>> Start RECORDS TO PROCESS

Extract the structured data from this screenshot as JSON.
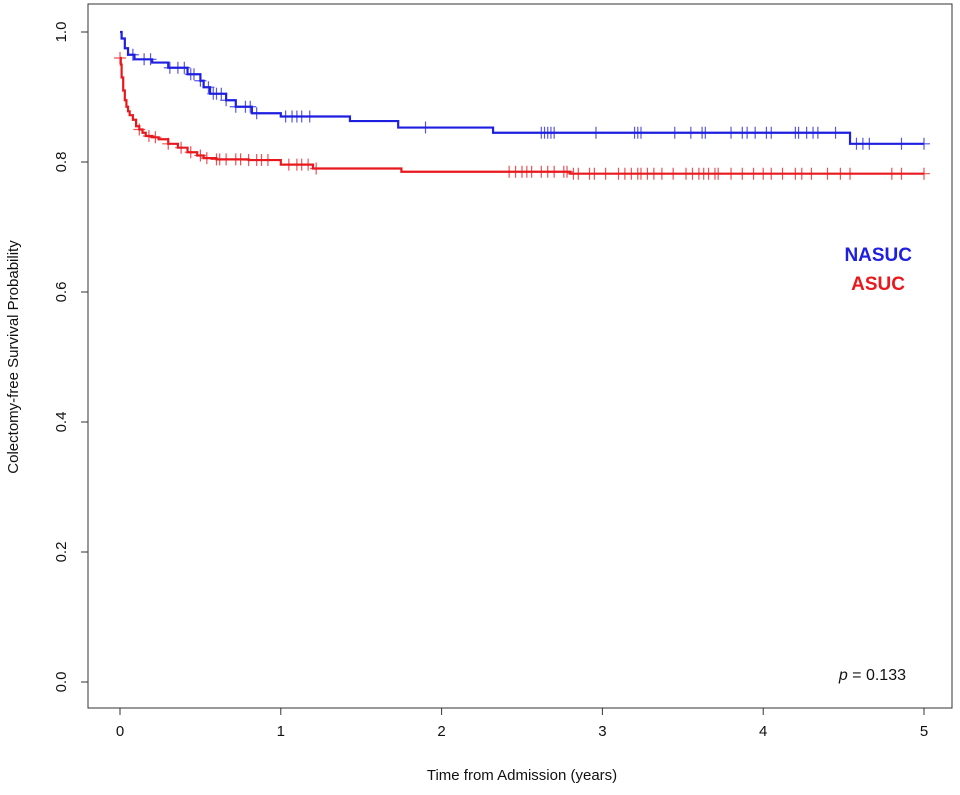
{
  "chart_data": {
    "type": "line",
    "step": true,
    "xlabel": "Time from Admission (years)",
    "ylabel": "Colectomy-free Survival Probability",
    "xlim": [
      0,
      5
    ],
    "ylim": [
      0,
      1
    ],
    "xticks": [
      "0",
      "1",
      "2",
      "3",
      "4",
      "5"
    ],
    "yticks": [
      "0.0",
      "0.2",
      "0.4",
      "0.6",
      "0.8",
      "1.0"
    ],
    "grid": false,
    "legend_placement": "right",
    "annotation": {
      "prefix": "p",
      "text": " = 0.133"
    },
    "series": [
      {
        "name": "NASUC",
        "color": "#1f1fe0",
        "x": [
          0,
          0.01,
          0.03,
          0.05,
          0.09,
          0.2,
          0.3,
          0.42,
          0.5,
          0.52,
          0.56,
          0.66,
          0.72,
          0.82,
          1.0,
          1.43,
          1.73,
          2.32,
          4.54,
          5.0
        ],
        "y": [
          1.0,
          0.99,
          0.975,
          0.965,
          0.958,
          0.953,
          0.945,
          0.935,
          0.925,
          0.915,
          0.905,
          0.895,
          0.885,
          0.875,
          0.87,
          0.863,
          0.853,
          0.845,
          0.828,
          0.828
        ],
        "censor_x": [
          0.08,
          0.15,
          0.19,
          0.31,
          0.36,
          0.4,
          0.44,
          0.46,
          0.5,
          0.55,
          0.58,
          0.6,
          0.63,
          0.66,
          0.72,
          0.78,
          0.81,
          0.85,
          1.03,
          1.07,
          1.1,
          1.13,
          1.18,
          1.9,
          2.62,
          2.64,
          2.66,
          2.68,
          2.7,
          2.96,
          3.2,
          3.22,
          3.24,
          3.45,
          3.55,
          3.62,
          3.64,
          3.8,
          3.87,
          3.9,
          3.95,
          4.02,
          4.05,
          4.2,
          4.22,
          4.27,
          4.31,
          4.34,
          4.45,
          4.58,
          4.62,
          4.66,
          4.86,
          5.0
        ]
      },
      {
        "name": "ASUC",
        "color": "#e8181c",
        "x": [
          0,
          0.005,
          0.01,
          0.02,
          0.03,
          0.04,
          0.05,
          0.06,
          0.08,
          0.1,
          0.12,
          0.14,
          0.16,
          0.2,
          0.24,
          0.3,
          0.36,
          0.42,
          0.48,
          0.52,
          0.6,
          0.8,
          1.0,
          1.2,
          1.75,
          2.8,
          5.0
        ],
        "y": [
          0.96,
          0.95,
          0.93,
          0.91,
          0.895,
          0.885,
          0.878,
          0.872,
          0.865,
          0.855,
          0.85,
          0.845,
          0.84,
          0.838,
          0.835,
          0.828,
          0.822,
          0.815,
          0.81,
          0.806,
          0.804,
          0.803,
          0.796,
          0.79,
          0.785,
          0.782,
          0.782
        ],
        "censor_x": [
          0.0,
          0.12,
          0.18,
          0.22,
          0.3,
          0.38,
          0.44,
          0.5,
          0.54,
          0.6,
          0.62,
          0.66,
          0.72,
          0.75,
          0.8,
          0.85,
          0.88,
          0.92,
          1.05,
          1.1,
          1.13,
          1.17,
          1.22,
          2.42,
          2.46,
          2.5,
          2.53,
          2.56,
          2.62,
          2.66,
          2.7,
          2.76,
          2.78,
          2.82,
          2.85,
          2.92,
          2.95,
          3.02,
          3.1,
          3.14,
          3.18,
          3.22,
          3.24,
          3.28,
          3.32,
          3.37,
          3.44,
          3.52,
          3.56,
          3.6,
          3.63,
          3.66,
          3.7,
          3.72,
          3.8,
          3.87,
          3.94,
          4.0,
          4.05,
          4.12,
          4.2,
          4.24,
          4.3,
          4.4,
          4.48,
          4.54,
          4.8,
          4.86,
          5.0
        ]
      }
    ]
  }
}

>> End RECORDS TO PROCESS

• _YOUR OBJECTIVE_
Every line of the data above should be quoted exactly. Omit the pictures.

• _OUTPUT FOR THIS TASK_
Extract the structured data from this screenshot as JSON.
{
  "chart_data": {
    "type": "line",
    "step": true,
    "xlabel": "Time from Admission (years)",
    "ylabel": "Colectomy-free Survival Probability",
    "xlim": [
      0,
      5
    ],
    "ylim": [
      0,
      1
    ],
    "xticks": [
      "0",
      "1",
      "2",
      "3",
      "4",
      "5"
    ],
    "yticks": [
      "0.0",
      "0.2",
      "0.4",
      "0.6",
      "0.8",
      "1.0"
    ],
    "grid": false,
    "legend_placement": "right",
    "annotation": {
      "prefix": "p",
      "text": " = 0.133"
    },
    "series": [
      {
        "name": "NASUC",
        "color": "#1f1fe0",
        "x": [
          0,
          0.01,
          0.03,
          0.05,
          0.09,
          0.2,
          0.3,
          0.42,
          0.5,
          0.52,
          0.56,
          0.66,
          0.72,
          0.82,
          1.0,
          1.43,
          1.73,
          2.32,
          4.54,
          5.0
        ],
        "y": [
          1.0,
          0.99,
          0.975,
          0.965,
          0.958,
          0.953,
          0.945,
          0.935,
          0.925,
          0.915,
          0.905,
          0.895,
          0.885,
          0.875,
          0.87,
          0.863,
          0.853,
          0.845,
          0.828,
          0.828
        ],
        "censor_x": [
          0.08,
          0.15,
          0.19,
          0.31,
          0.36,
          0.4,
          0.44,
          0.46,
          0.5,
          0.55,
          0.58,
          0.6,
          0.63,
          0.66,
          0.72,
          0.78,
          0.81,
          0.85,
          1.03,
          1.07,
          1.1,
          1.13,
          1.18,
          1.9,
          2.62,
          2.64,
          2.66,
          2.68,
          2.7,
          2.96,
          3.2,
          3.22,
          3.24,
          3.45,
          3.55,
          3.62,
          3.64,
          3.8,
          3.87,
          3.9,
          3.95,
          4.02,
          4.05,
          4.2,
          4.22,
          4.27,
          4.31,
          4.34,
          4.45,
          4.58,
          4.62,
          4.66,
          4.86,
          5.0
        ]
      },
      {
        "name": "ASUC",
        "color": "#e8181c",
        "x": [
          0,
          0.005,
          0.01,
          0.02,
          0.03,
          0.04,
          0.05,
          0.06,
          0.08,
          0.1,
          0.12,
          0.14,
          0.16,
          0.2,
          0.24,
          0.3,
          0.36,
          0.42,
          0.48,
          0.52,
          0.6,
          0.8,
          1.0,
          1.2,
          1.75,
          2.8,
          5.0
        ],
        "y": [
          0.96,
          0.95,
          0.93,
          0.91,
          0.895,
          0.885,
          0.878,
          0.872,
          0.865,
          0.855,
          0.85,
          0.845,
          0.84,
          0.838,
          0.835,
          0.828,
          0.822,
          0.815,
          0.81,
          0.806,
          0.804,
          0.803,
          0.796,
          0.79,
          0.785,
          0.782,
          0.782
        ],
        "censor_x": [
          0.0,
          0.12,
          0.18,
          0.22,
          0.3,
          0.38,
          0.44,
          0.5,
          0.54,
          0.6,
          0.62,
          0.66,
          0.72,
          0.75,
          0.8,
          0.85,
          0.88,
          0.92,
          1.05,
          1.1,
          1.13,
          1.17,
          1.22,
          2.42,
          2.46,
          2.5,
          2.53,
          2.56,
          2.62,
          2.66,
          2.7,
          2.76,
          2.78,
          2.82,
          2.85,
          2.92,
          2.95,
          3.02,
          3.1,
          3.14,
          3.18,
          3.22,
          3.24,
          3.28,
          3.32,
          3.37,
          3.44,
          3.52,
          3.56,
          3.6,
          3.63,
          3.66,
          3.7,
          3.72,
          3.8,
          3.87,
          3.94,
          4.0,
          4.05,
          4.12,
          4.2,
          4.24,
          4.3,
          4.4,
          4.48,
          4.54,
          4.8,
          4.86,
          5.0
        ]
      }
    ]
  }
}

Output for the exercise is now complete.